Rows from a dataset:
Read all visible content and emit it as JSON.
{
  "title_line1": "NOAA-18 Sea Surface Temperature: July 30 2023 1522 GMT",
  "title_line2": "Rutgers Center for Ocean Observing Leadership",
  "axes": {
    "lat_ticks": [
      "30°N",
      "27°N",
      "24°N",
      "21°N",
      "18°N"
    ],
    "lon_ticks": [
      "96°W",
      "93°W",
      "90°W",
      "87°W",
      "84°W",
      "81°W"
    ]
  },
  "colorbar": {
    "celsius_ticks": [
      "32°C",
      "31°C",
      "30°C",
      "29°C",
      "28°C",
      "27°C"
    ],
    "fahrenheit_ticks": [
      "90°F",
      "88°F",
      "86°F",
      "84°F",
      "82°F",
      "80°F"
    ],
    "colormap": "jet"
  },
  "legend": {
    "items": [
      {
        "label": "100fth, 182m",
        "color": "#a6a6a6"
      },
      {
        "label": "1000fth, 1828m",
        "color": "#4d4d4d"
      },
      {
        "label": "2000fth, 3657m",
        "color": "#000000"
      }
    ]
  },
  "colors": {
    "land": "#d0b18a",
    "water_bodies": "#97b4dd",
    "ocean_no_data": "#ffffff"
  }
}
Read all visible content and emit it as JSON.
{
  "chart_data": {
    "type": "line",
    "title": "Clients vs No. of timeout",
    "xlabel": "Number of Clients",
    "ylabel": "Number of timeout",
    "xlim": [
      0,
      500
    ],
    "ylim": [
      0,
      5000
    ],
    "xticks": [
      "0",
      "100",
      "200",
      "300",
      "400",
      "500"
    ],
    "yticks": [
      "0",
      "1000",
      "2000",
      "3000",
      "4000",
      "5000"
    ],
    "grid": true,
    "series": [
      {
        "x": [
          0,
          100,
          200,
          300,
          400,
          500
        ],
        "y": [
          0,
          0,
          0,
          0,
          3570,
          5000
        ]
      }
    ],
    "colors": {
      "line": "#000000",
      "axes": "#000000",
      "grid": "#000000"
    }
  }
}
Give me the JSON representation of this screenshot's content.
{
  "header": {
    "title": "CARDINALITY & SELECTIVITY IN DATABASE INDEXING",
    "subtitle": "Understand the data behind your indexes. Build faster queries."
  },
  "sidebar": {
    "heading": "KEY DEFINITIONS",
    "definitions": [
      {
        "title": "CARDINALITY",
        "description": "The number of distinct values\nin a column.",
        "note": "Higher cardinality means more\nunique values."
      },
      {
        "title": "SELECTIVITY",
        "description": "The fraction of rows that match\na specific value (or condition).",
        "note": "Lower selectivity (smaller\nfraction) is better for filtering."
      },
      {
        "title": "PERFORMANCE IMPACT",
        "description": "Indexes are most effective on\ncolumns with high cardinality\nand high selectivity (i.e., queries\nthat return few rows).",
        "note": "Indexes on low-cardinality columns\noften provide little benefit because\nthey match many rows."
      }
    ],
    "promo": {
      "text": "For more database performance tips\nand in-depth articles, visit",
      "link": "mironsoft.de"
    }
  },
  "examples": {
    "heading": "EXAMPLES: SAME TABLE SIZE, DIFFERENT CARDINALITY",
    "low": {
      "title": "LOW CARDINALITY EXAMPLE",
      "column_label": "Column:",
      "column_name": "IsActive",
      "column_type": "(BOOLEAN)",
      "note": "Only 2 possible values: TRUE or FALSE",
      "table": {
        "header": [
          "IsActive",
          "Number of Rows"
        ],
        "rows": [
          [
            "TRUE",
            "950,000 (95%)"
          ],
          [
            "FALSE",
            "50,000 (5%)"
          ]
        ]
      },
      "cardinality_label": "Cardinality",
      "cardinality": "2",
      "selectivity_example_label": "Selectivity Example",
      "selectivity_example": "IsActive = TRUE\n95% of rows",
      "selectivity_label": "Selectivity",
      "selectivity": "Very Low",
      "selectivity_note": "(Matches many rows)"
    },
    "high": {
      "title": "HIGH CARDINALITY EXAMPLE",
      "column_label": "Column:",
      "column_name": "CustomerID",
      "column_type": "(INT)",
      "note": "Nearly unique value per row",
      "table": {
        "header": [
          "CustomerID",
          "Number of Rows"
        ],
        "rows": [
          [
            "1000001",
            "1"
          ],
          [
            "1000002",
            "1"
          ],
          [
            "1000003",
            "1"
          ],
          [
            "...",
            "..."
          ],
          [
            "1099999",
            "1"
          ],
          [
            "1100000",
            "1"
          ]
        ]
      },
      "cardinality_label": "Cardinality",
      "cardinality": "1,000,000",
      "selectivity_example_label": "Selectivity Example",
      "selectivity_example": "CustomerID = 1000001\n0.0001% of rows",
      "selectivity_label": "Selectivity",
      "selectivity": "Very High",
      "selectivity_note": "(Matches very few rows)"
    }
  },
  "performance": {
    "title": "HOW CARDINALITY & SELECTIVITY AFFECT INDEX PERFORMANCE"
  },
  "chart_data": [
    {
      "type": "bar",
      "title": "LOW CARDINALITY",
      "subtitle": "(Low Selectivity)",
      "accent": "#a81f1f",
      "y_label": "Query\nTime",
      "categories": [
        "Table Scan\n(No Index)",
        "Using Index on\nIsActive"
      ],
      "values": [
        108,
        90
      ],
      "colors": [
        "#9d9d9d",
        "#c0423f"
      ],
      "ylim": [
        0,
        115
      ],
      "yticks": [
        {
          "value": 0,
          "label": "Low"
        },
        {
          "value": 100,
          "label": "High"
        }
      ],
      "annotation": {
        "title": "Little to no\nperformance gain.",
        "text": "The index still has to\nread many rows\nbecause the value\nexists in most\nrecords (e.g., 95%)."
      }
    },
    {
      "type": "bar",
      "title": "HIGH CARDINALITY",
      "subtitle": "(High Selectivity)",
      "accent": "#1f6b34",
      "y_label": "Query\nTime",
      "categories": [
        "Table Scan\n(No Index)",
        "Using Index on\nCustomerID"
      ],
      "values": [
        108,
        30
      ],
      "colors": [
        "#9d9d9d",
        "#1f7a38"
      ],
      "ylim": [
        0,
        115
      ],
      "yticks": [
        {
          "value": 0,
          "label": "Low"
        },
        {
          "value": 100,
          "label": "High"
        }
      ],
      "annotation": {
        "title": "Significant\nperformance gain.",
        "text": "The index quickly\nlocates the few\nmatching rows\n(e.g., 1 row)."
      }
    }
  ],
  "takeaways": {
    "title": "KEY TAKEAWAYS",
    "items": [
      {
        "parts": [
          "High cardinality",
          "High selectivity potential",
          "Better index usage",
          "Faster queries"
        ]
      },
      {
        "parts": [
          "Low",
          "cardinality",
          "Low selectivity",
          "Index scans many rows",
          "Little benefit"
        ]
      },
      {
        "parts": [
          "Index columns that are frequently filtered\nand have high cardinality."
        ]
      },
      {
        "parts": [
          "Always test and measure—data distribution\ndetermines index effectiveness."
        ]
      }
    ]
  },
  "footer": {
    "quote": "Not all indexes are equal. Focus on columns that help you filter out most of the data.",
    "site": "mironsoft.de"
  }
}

### Short problem
Filter the data for the string "many" and copy every line that has it.

### The solution
        "note": "Indexes on low-cardinality columns\noften provide little benefit because\nthey match many rows."
      "selectivity_note": "(Matches many rows)"
        "text": "The index still has to\nread many rows\nbecause the value\nexists in most\nrecords (e.g., 95%)."
          "Index scans many rows",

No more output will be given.